PROBLEM REQUIREMENTS:
Here are some records. Copy each one exactly.

________________________

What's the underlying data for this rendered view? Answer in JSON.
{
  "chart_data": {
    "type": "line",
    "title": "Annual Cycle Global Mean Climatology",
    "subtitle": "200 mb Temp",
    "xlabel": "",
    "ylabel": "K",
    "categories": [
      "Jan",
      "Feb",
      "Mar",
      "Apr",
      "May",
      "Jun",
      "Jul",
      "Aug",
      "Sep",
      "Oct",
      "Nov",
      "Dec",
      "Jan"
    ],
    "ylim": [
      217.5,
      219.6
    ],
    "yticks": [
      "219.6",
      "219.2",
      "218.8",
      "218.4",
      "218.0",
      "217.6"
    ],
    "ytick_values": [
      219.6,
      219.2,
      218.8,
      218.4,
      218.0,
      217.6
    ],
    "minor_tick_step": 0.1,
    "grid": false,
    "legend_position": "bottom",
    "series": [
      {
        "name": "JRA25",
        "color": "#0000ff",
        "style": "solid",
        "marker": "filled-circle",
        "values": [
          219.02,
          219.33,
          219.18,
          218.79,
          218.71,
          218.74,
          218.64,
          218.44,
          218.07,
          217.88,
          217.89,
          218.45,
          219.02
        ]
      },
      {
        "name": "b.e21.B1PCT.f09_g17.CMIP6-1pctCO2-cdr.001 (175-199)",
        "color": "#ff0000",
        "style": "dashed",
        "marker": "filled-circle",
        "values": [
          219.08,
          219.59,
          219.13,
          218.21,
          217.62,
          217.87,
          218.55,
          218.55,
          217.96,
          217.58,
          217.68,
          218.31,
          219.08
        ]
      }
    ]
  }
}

________________________

RESPONSE BELOW:
What's the underlying data for this rendered view? Answer in JSON.
{
  "chart_data": {
    "type": "line",
    "title": "Annual Cycle Global Mean Climatology",
    "subtitle": "200 mb Temp",
    "xlabel": "",
    "ylabel": "K",
    "categories": [
      "Jan",
      "Feb",
      "Mar",
      "Apr",
      "May",
      "Jun",
      "Jul",
      "Aug",
      "Sep",
      "Oct",
      "Nov",
      "Dec",
      "Jan"
    ],
    "ylim": [
      217.5,
      219.6
    ],
    "yticks": [
      "219.6",
      "219.2",
      "218.8",
      "218.4",
      "218.0",
      "217.6"
    ],
    "ytick_values": [
      219.6,
      219.2,
      218.8,
      218.4,
      218.0,
      217.6
    ],
    "minor_tick_step": 0.1,
    "grid": false,
    "legend_position": "bottom",
    "series": [
      {
        "name": "JRA25",
        "color": "#0000ff",
        "style": "solid",
        "marker": "filled-circle",
        "values": [
          219.02,
          219.33,
          219.18,
          218.79,
          218.71,
          218.74,
          218.64,
          218.44,
          218.07,
          217.88,
          217.89,
          218.45,
          219.02
        ]
      },
      {
        "name": "b.e21.B1PCT.f09_g17.CMIP6-1pctCO2-cdr.001 (175-199)",
        "color": "#ff0000",
        "style": "dashed",
        "marker": "filled-circle",
        "values": [
          219.08,
          219.59,
          219.13,
          218.21,
          217.62,
          217.87,
          218.55,
          218.55,
          217.96,
          217.58,
          217.68,
          218.31,
          219.08
        ]
      }
    ]
  }
}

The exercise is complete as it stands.